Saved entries
* * * * * * * * *

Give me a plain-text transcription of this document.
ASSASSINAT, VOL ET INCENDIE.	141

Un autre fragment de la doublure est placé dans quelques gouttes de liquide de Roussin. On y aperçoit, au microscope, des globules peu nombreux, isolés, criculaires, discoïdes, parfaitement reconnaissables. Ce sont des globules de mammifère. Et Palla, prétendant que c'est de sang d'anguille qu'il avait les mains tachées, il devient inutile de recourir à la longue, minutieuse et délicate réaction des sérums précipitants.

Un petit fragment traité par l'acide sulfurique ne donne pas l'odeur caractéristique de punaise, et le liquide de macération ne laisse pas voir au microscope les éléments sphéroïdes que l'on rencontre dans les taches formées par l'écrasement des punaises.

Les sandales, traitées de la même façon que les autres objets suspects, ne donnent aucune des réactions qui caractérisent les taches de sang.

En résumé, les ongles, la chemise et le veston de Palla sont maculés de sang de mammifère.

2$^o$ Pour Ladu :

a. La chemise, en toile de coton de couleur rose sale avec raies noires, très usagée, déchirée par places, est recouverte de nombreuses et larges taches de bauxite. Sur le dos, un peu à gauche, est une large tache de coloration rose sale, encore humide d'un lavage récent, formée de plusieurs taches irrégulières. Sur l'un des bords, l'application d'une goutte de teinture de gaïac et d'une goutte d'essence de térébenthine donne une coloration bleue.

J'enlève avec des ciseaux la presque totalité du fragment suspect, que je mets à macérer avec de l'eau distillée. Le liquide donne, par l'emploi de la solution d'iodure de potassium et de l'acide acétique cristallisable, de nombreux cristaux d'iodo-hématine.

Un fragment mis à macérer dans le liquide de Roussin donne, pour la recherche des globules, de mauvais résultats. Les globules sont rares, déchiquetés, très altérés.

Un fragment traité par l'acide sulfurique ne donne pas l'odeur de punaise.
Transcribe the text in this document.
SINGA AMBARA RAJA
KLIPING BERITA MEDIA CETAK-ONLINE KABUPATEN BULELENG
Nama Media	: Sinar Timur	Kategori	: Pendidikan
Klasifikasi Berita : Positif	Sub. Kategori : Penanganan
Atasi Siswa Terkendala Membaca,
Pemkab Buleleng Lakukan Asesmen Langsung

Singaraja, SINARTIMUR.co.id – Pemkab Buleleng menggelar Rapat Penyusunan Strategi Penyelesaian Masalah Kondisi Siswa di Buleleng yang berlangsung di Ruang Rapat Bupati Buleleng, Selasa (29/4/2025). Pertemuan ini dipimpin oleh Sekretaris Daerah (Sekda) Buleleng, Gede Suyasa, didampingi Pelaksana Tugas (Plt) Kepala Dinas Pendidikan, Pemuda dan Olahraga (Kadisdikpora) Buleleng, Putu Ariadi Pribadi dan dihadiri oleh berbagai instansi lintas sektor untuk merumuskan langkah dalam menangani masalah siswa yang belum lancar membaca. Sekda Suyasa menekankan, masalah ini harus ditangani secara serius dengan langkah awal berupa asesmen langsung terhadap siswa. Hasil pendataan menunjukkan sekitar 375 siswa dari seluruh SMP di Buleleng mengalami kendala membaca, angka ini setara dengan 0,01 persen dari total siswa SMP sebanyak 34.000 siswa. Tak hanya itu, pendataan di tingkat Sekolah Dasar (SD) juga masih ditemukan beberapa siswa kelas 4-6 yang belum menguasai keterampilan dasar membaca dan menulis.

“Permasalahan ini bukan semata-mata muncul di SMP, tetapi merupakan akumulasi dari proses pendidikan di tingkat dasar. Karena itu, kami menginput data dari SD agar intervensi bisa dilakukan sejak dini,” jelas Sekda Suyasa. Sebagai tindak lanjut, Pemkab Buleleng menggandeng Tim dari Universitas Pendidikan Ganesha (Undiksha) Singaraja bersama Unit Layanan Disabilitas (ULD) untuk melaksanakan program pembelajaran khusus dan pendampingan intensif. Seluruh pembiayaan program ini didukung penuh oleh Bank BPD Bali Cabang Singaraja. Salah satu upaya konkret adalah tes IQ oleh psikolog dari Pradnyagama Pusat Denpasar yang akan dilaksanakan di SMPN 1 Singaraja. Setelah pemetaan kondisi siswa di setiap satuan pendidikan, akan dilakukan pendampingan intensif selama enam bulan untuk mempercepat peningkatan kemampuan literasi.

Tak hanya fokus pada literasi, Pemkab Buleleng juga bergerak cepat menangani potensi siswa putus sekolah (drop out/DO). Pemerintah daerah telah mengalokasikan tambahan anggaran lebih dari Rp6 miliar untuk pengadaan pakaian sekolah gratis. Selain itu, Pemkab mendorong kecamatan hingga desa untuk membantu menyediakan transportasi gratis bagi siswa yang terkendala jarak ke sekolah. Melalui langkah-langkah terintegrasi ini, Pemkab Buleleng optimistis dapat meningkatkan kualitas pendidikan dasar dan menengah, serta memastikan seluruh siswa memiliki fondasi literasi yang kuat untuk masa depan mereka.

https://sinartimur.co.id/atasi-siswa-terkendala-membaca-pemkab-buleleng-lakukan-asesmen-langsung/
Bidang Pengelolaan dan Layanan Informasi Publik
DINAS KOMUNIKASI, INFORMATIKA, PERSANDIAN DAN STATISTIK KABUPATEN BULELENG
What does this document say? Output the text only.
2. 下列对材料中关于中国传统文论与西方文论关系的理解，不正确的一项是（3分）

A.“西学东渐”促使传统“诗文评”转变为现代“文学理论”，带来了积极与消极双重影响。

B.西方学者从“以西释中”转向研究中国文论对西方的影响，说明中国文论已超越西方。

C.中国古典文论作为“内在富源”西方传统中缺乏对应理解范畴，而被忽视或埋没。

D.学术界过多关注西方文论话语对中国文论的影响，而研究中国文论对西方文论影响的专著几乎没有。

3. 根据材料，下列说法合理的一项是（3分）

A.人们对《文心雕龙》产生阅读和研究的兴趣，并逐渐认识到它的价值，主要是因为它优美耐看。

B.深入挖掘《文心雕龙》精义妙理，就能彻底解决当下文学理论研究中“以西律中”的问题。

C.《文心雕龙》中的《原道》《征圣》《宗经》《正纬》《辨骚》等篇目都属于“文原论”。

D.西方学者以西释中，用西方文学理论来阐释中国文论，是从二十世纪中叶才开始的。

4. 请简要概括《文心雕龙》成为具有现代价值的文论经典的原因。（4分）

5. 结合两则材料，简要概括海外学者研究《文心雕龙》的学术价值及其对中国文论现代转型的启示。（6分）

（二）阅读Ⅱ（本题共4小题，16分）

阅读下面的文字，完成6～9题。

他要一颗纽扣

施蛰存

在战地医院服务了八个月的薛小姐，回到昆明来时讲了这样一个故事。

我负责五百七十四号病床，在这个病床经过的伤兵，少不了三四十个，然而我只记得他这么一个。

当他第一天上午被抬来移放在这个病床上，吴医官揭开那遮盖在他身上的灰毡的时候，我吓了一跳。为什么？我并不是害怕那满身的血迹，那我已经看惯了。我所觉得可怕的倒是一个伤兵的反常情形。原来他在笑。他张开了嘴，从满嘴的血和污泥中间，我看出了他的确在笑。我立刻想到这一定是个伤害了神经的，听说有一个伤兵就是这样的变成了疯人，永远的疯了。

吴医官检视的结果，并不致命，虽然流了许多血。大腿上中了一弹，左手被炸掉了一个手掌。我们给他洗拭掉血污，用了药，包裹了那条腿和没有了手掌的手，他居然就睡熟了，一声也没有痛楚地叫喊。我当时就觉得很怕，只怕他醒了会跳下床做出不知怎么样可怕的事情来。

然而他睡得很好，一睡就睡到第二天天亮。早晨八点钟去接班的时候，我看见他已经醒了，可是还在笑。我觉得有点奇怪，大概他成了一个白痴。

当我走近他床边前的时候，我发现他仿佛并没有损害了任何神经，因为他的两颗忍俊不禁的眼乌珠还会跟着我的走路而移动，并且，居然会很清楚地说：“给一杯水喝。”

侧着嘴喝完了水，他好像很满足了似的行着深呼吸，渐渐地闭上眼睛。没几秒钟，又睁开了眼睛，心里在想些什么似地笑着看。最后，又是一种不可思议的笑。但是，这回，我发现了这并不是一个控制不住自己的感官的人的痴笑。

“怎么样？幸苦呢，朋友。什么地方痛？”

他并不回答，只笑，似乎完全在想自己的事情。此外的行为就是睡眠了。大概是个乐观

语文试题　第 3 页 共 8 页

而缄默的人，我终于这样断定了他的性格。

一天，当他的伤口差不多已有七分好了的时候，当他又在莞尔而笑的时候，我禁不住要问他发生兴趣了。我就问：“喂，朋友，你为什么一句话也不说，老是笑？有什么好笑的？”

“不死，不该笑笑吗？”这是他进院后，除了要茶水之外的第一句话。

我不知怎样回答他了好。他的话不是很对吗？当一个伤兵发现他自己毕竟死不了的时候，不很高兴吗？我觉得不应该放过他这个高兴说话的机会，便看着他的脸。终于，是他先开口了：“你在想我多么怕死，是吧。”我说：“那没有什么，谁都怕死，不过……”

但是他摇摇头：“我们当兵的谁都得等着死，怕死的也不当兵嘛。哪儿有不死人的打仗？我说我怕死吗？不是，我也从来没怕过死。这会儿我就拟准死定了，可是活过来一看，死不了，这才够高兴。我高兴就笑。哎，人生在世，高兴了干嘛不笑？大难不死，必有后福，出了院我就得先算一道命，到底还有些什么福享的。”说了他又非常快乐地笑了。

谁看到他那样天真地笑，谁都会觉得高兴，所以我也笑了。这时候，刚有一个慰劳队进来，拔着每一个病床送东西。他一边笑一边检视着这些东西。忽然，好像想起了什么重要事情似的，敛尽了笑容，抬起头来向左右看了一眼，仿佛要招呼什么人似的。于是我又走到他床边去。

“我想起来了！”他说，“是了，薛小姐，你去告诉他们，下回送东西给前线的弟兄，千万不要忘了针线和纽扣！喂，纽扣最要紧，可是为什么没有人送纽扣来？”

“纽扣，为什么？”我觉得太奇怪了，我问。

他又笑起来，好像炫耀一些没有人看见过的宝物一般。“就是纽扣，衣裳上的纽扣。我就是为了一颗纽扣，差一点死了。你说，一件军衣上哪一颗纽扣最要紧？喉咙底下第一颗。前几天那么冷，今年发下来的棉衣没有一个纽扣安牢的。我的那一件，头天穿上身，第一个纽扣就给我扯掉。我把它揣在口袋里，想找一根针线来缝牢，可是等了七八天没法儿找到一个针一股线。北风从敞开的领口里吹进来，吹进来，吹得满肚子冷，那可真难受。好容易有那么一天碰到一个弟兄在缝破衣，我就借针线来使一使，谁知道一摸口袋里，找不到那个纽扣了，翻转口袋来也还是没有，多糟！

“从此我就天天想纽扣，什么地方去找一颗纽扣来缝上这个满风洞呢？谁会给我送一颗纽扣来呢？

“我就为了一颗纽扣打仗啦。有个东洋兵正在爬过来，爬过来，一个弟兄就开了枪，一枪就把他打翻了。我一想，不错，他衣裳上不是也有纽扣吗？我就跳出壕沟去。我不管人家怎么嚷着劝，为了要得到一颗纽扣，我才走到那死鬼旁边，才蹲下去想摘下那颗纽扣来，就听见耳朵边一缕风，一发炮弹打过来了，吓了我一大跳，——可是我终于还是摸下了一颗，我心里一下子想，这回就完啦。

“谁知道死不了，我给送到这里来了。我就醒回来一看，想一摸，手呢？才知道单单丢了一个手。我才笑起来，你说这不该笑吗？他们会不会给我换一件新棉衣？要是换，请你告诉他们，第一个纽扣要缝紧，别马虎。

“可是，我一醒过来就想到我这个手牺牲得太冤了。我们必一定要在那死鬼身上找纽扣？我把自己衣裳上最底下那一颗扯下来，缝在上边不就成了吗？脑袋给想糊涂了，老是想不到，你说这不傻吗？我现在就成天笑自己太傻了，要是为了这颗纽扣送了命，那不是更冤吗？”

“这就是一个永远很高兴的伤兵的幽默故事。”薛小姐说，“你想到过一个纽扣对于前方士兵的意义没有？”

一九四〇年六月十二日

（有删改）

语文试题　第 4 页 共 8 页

* * * * * * * * *

■ **WHAT IS BEING ASKED**:
Go through the listing above and list every line that has the word "KABUPATEN".

■ **FINISHED ANSWER**:
KLIPING BERITA MEDIA CETAK-ONLINE KABUPATEN BULELENG
DINAS KOMUNIKASI, INFORMATIKA, PERSANDIAN DAN STATISTIK KABUPATEN BULELENG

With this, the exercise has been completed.